··· EXCERPTED RECORDS ···

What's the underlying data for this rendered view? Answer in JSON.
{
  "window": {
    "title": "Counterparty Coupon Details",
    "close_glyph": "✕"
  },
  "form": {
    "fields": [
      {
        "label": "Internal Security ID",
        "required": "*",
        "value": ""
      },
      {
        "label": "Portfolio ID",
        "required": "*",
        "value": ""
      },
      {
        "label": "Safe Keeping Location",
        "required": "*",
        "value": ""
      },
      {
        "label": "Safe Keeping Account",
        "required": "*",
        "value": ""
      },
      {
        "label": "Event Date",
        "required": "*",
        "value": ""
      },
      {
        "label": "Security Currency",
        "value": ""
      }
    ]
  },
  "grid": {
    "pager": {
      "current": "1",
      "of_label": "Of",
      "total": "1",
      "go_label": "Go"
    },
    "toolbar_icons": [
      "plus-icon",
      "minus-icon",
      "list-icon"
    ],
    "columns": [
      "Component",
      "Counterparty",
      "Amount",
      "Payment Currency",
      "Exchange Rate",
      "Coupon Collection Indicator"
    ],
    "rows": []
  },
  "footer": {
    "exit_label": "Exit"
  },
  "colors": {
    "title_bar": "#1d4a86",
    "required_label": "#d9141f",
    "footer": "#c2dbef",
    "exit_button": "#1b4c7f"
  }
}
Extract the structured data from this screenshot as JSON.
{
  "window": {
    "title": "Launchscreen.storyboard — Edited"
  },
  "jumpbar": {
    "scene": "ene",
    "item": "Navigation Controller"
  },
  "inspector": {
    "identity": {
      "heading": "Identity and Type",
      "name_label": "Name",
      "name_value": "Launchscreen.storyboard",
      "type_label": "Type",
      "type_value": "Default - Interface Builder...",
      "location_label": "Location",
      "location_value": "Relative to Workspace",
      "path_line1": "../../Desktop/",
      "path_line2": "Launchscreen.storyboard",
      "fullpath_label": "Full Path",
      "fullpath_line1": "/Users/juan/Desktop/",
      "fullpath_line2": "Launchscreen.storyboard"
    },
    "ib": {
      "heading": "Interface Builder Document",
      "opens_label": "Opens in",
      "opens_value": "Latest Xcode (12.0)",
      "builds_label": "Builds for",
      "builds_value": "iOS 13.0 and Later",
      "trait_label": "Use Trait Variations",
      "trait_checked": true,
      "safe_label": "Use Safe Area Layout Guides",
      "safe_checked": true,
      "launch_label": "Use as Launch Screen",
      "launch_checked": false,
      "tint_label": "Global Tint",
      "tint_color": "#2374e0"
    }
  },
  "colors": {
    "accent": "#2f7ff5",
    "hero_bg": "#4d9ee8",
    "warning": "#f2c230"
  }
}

···

PROBLEM TO WORK ON: Retype the listing. Match it exactly.

TASK RESPONSE:
What's the underlying data for this rendered view? Answer in JSON.
{
  "window": {
    "title": "Counterparty Coupon Details",
    "close_glyph": "✕"
  },
  "form": {
    "fields": [
      {
        "label": "Internal Security ID",
        "required": "*",
        "value": ""
      },
      {
        "label": "Portfolio ID",
        "required": "*",
        "value": ""
      },
      {
        "label": "Safe Keeping Location",
        "required": "*",
        "value": ""
      },
      {
        "label": "Safe Keeping Account",
        "required": "*",
        "value": ""
      },
      {
        "label": "Event Date",
        "required": "*",
        "value": ""
      },
      {
        "label": "Security Currency",
        "value": ""
      }
    ]
  },
  "grid": {
    "pager": {
      "current": "1",
      "of_label": "Of",
      "total": "1",
      "go_label": "Go"
    },
    "toolbar_icons": [
      "plus-icon",
      "minus-icon",
      "list-icon"
    ],
    "columns": [
      "Component",
      "Counterparty",
      "Amount",
      "Payment Currency",
      "Exchange Rate",
      "Coupon Collection Indicator"
    ],
    "rows": []
  },
  "footer": {
    "exit_label": "Exit"
  },
  "colors": {
    "title_bar": "#1d4a86",
    "required_label": "#d9141f",
    "footer": "#c2dbef",
    "exit_button": "#1b4c7f"
  }
}
Extract the structured data from this screenshot as JSON.
{
  "window": {
    "title": "Launchscreen.storyboard — Edited"
  },
  "jumpbar": {
    "scene": "ene",
    "item": "Navigation Controller"
  },
  "inspector": {
    "identity": {
      "heading": "Identity and Type",
      "name_label": "Name",
      "name_value": "Launchscreen.storyboard",
      "type_label": "Type",
      "type_value": "Default - Interface Builder...",
      "location_label": "Location",
      "location_value": "Relative to Workspace",
      "path_line1": "../../Desktop/",
      "path_line2": "Launchscreen.storyboard",
      "fullpath_label": "Full Path",
      "fullpath_line1": "/Users/juan/Desktop/",
      "fullpath_line2": "Launchscreen.storyboard"
    },
    "ib": {
      "heading": "Interface Builder Document",
      "opens_label": "Opens in",
      "opens_value": "Latest Xcode (12.0)",
      "builds_label": "Builds for",
      "builds_value": "iOS 13.0 and Later",
      "trait_label": "Use Trait Variations",
      "trait_checked": true,
      "safe_label": "Use Safe Area Layout Guides",
      "safe_checked": true,
      "launch_label": "Use as Launch Screen",
      "launch_checked": false,
      "tint_label": "Global Tint",
      "tint_color": "#2374e0"
    }
  },
  "colors": {
    "accent": "#2f7ff5",
    "hero_bg": "#4d9ee8",
    "warning": "#f2c230"
  }
}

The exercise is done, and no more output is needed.